**Problem description**
Write out the records word for word, with no pictures.

**Provided material**

+++++

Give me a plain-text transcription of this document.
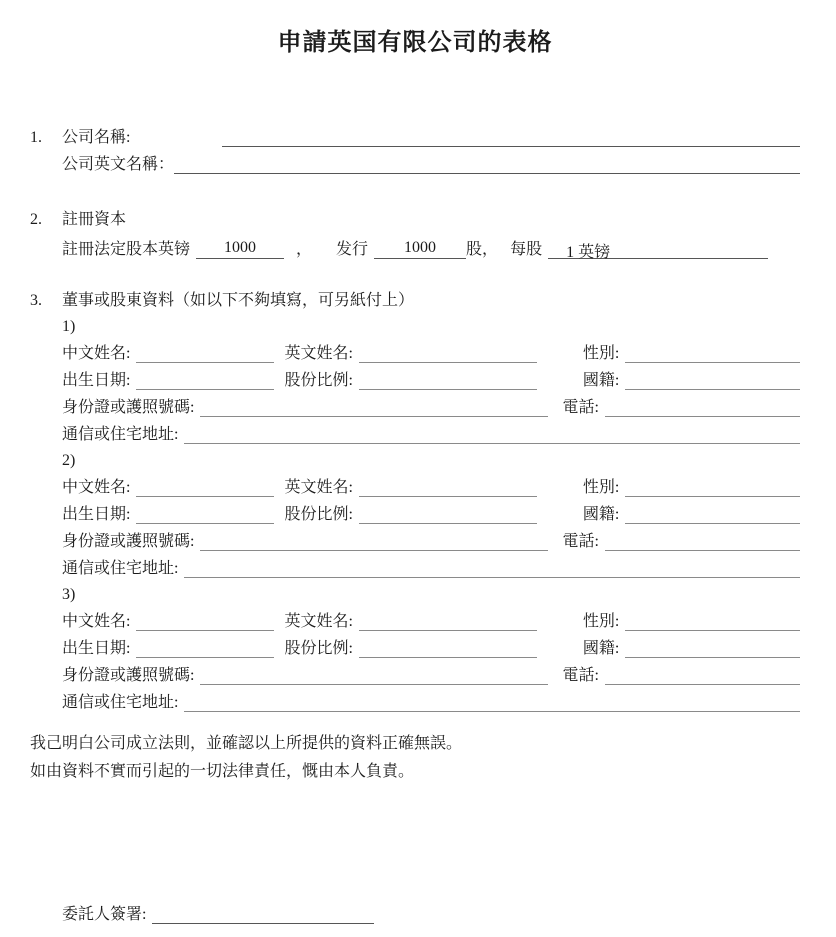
申請英国有限公司的表格
1.	公司名稱:
公司英文名稱：
2.	註冊資本
註冊法定股本英镑	1000	， 发行	1000	股， 每股	1 英镑
3.	董事或股東資料（如以下不夠填寫，可另紙付上）
1)
中文姓名:	英文姓名:	性別:
出生日期:	股份比例:	國籍:
身份證或護照號碼:	電話:
通信或住宅地址:
2)
中文姓名:	英文姓名:	性別:
出生日期:	股份比例:	國籍:
身份證或護照號碼:	電話:
通信或住宅地址:
3)
中文姓名:	英文姓名:	性別:
出生日期:	股份比例:	國籍:
身份證或護照號碼:	電話:
通信或住宅地址:
我己明白公司成立法則，並確認以上所提供的資料正確無誤。
如由資料不實而引起的一切法律責任，慨由本人負責。
委託人簽署:
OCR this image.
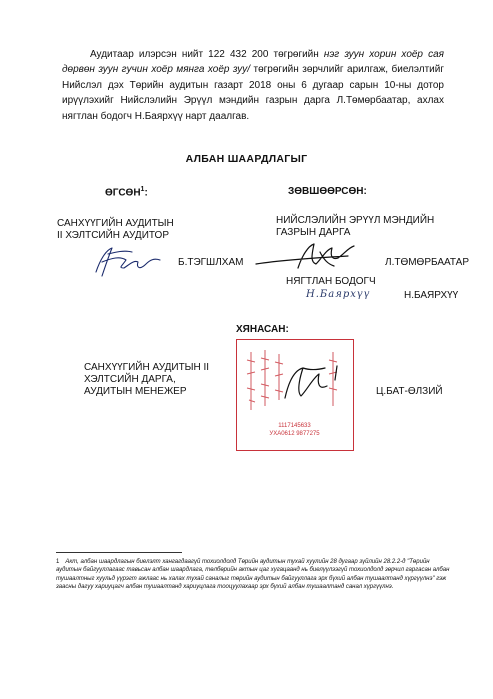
Аудитаар илэрсэн нийт 122 432 200 төгрөгийн нэг зуун хорин хоёр сая дөрвөн зуун гучин хоёр мянга хоёр зуу/ төгрөгийн зөрчлийг арилгаж, биелэлтийг Нийслэл дэх Төрийн аудитын газарт 2018 оны 6 дугаар сарын 10-ны дотор ирүүлэхийг Нийслэлийн Эрүүл мэндийн газрын дарга Л.Төмөрбаатар, ахлах нягтлан бодогч Н.Баярхүү нарт даалгав.

АЛБАН ШААРДЛАГЫГ
ӨГСӨН$^1$:
САНХҮҮГИЙН АУДИТЫН
II ХЭЛТСИЙН АУДИТОР
Б.ТЭГШЛХАМ
ЗӨВШӨӨРСӨН:
НИЙСЛЭЛИЙН ЭРҮҮЛ МЭНДИЙН
ГАЗРЫН ДАРГА
Л.ТӨМӨРБААТАР
НЯГТЛАН БОДОГЧ
Н.Баярхүү	Н.БАЯРХҮҮ
ХЯНАСАН:
САНХҮҮГИЙН АУДИТЫН II
ХЭЛТСИЙН ДАРГА,
АУДИТЫН МЕНЕЖЕР
1117145633
УХА0612 9877275
Ц.БАТ-ӨЛЗИЙ
$^1$ Акт, албан шаардлагын биелэлт хангагдаагүй тохиолдолд Төрийн аудитын тухай хуулийн 28 дугаар зүйлийн 28.2.2-д "Төрийн аудитын байгууллагаас тавьсан албан шаардлага, төлбөрийн актын цаг хугацаанд нь биелүүлээгүй тохиолдолд зөрчил гаргасан албан тушаалтныг хуульд үүрэгт ажлаас нь халах тухай саналыг төрийн аудитын байгууллага эрх бүхий албан тушаалтанд хүргүүлнэ" гэж заасны дагуу хариуцагч албан тушаалтанд хариуцлага тооцуулахаар эрх бүхий албан тушаалтанд санал хүргүүлнэ.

+++++

**Answer in full**
Give me a plain-text transcription of this document.
申請英国有限公司的表格
1.	公司名稱:
公司英文名稱：
2.	註冊資本
註冊法定股本英镑	1000	， 发行	1000	股， 每股	1 英镑
3.	董事或股東資料（如以下不夠填寫，可另紙付上）
1)
中文姓名:	英文姓名:	性別:
出生日期:	股份比例:	國籍:
身份證或護照號碼:	電話:
通信或住宅地址:
2)
中文姓名:	英文姓名:	性別:
出生日期:	股份比例:	國籍:
身份證或護照號碼:	電話:
通信或住宅地址:
3)
中文姓名:	英文姓名:	性別:
出生日期:	股份比例:	國籍:
身份證或護照號碼:	電話:
通信或住宅地址:
我己明白公司成立法則，並確認以上所提供的資料正確無誤。
如由資料不實而引起的一切法律責任，慨由本人負責。
委託人簽署:
OCR this image.
Аудитаар илэрсэн нийт 122 432 200 төгрөгийн нэг зуун хорин хоёр сая дөрвөн зуун гучин хоёр мянга хоёр зуу/ төгрөгийн зөрчлийг арилгаж, биелэлтийг Нийслэл дэх Төрийн аудитын газарт 2018 оны 6 дугаар сарын 10-ны дотор ирүүлэхийг Нийслэлийн Эрүүл мэндийн газрын дарга Л.Төмөрбаатар, ахлах нягтлан бодогч Н.Баярхүү нарт даалгав.

АЛБАН ШААРДЛАГЫГ
ӨГСӨН$^1$:
САНХҮҮГИЙН АУДИТЫН
II ХЭЛТСИЙН АУДИТОР
Б.ТЭГШЛХАМ
ЗӨВШӨӨРСӨН:
НИЙСЛЭЛИЙН ЭРҮҮЛ МЭНДИЙН
ГАЗРЫН ДАРГА
Л.ТӨМӨРБААТАР
НЯГТЛАН БОДОГЧ
Н.Баярхүү	Н.БАЯРХҮҮ
ХЯНАСАН:
САНХҮҮГИЙН АУДИТЫН II
ХЭЛТСИЙН ДАРГА,
АУДИТЫН МЕНЕЖЕР
1117145633
УХА0612 9877275
Ц.БАТ-ӨЛЗИЙ
$^1$ Акт, албан шаардлагын биелэлт хангагдаагүй тохиолдолд Төрийн аудитын тухай хуулийн 28 дугаар зүйлийн 28.2.2-д "Төрийн аудитын байгууллагаас тавьсан албан шаардлага, төлбөрийн актын цаг хугацаанд нь биелүүлээгүй тохиолдолд зөрчил гаргасан албан тушаалтныг хуульд үүрэгт ажлаас нь халах тухай саналыг төрийн аудитын байгууллага эрх бүхий албан тушаалтанд хүргүүлнэ" гэж заасны дагуу хариуцагч албан тушаалтанд хариуцлага тооцуулахаар эрх бүхий албан тушаалтанд санал хүргүүлнэ.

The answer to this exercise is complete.